Identify each line below that contains the word "Length", and copy it out.
start Supplied material
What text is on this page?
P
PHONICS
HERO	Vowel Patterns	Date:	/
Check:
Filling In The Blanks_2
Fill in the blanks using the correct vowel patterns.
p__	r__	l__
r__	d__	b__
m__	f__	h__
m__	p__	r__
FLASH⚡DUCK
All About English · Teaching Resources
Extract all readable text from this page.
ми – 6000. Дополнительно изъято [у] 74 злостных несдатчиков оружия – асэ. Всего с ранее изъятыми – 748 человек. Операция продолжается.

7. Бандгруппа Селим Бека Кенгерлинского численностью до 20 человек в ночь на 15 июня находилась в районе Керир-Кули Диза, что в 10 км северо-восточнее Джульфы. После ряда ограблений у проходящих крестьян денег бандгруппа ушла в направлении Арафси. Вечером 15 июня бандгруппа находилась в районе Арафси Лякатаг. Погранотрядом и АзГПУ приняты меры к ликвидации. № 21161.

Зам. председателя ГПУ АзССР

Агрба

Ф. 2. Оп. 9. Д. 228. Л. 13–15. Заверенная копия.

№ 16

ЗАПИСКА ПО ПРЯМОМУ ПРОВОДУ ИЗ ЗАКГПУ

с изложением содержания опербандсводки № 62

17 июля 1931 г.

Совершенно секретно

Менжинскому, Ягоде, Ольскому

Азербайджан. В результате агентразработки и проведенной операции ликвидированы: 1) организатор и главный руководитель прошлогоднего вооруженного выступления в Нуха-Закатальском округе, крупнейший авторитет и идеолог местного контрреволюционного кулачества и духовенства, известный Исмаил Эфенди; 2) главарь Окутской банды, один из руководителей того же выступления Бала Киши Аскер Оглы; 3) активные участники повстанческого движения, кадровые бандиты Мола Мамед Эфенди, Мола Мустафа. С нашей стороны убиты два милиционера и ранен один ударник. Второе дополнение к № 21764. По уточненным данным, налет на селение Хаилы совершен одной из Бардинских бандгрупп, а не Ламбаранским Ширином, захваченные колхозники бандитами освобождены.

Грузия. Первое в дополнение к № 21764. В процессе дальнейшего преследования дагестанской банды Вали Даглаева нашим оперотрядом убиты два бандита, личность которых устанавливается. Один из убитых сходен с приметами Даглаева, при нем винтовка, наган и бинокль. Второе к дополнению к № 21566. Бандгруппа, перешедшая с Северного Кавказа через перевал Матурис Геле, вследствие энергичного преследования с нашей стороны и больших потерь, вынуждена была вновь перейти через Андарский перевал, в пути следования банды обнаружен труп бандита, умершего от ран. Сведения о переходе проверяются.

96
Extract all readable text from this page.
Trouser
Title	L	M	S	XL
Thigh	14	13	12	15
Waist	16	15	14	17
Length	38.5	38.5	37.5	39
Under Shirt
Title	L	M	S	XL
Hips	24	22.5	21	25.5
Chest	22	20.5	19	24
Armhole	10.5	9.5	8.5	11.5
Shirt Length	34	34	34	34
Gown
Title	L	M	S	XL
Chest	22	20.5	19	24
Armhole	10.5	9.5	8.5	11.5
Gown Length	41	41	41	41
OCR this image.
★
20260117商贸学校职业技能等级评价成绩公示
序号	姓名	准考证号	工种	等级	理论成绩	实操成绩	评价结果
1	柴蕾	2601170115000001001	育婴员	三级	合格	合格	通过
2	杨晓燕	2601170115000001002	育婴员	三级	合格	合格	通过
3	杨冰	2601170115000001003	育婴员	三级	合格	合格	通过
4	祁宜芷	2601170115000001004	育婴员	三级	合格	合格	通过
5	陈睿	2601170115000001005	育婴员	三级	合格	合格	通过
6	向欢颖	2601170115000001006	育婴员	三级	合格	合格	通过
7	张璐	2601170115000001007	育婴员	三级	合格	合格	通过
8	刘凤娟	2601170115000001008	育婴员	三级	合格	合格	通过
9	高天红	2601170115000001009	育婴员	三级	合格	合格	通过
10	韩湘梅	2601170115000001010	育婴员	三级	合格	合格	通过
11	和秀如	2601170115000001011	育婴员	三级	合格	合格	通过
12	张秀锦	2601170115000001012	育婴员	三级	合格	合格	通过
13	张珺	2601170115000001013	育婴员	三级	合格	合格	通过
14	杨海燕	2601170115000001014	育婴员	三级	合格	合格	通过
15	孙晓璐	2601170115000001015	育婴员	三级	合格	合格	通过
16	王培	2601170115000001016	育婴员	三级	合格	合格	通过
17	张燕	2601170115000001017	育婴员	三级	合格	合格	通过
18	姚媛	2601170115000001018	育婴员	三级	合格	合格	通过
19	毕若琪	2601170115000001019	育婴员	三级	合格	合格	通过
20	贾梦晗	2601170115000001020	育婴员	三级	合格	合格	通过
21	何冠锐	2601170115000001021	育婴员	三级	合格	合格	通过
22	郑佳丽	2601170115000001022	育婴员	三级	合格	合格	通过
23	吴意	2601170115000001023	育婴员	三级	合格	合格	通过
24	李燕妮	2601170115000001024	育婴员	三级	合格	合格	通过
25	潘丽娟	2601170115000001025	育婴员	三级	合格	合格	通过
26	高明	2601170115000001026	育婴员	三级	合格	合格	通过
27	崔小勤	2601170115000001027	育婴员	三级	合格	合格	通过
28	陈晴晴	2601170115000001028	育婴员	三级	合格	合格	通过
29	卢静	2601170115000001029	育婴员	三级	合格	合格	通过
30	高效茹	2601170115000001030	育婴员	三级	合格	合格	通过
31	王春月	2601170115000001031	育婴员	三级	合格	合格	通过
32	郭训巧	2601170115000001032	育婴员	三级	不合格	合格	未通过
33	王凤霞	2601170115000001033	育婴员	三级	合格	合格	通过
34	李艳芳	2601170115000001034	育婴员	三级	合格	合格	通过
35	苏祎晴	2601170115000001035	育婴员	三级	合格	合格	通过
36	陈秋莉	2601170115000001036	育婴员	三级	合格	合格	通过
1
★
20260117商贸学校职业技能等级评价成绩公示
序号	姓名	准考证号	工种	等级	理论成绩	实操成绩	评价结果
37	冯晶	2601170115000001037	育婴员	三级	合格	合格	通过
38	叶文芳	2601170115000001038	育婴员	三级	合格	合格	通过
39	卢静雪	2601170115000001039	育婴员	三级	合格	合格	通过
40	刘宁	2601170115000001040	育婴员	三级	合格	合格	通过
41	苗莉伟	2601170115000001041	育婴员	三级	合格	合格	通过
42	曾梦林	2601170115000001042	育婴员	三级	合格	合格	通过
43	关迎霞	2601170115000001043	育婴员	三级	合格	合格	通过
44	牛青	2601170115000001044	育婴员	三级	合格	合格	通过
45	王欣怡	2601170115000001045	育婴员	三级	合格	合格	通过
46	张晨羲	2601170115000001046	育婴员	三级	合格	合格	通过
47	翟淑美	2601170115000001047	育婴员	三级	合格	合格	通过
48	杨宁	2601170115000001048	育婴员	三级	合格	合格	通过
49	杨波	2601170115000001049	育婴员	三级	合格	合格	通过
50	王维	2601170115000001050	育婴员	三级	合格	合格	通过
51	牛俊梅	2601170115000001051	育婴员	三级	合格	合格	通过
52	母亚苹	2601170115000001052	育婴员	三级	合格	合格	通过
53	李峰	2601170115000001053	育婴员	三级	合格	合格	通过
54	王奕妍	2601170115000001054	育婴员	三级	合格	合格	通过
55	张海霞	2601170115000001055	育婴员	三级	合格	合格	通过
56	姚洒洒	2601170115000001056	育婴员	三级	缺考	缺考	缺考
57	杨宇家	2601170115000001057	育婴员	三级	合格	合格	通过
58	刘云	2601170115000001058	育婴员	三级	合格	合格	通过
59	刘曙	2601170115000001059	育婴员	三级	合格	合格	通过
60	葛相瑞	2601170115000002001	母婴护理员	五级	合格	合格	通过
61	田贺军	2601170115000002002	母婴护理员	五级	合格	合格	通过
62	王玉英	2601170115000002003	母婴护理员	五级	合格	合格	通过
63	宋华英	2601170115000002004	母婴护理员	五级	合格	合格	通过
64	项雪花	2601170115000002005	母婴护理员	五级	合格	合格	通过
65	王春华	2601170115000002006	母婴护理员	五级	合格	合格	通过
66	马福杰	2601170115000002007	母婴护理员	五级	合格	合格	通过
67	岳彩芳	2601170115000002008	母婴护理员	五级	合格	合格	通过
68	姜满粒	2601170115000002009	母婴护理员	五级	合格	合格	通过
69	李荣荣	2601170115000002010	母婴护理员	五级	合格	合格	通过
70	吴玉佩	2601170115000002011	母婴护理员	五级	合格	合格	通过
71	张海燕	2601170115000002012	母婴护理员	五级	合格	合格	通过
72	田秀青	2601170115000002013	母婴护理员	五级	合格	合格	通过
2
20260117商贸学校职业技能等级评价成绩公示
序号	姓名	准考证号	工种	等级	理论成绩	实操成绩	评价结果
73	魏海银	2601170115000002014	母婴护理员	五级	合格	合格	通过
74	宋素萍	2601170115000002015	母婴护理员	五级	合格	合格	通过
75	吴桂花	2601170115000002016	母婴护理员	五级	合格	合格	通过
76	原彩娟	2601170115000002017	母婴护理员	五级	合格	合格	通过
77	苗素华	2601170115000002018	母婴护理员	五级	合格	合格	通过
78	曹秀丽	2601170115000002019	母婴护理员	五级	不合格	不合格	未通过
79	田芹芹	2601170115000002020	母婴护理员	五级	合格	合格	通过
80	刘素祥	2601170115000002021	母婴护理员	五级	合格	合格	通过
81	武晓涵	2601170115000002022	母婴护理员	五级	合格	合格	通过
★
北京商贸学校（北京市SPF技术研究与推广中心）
end Supplied material
■ Result of this task
Length	38.5	38.5	37.5	39
Shirt Length	34	34	34	34
Gown Length	41	41	41	41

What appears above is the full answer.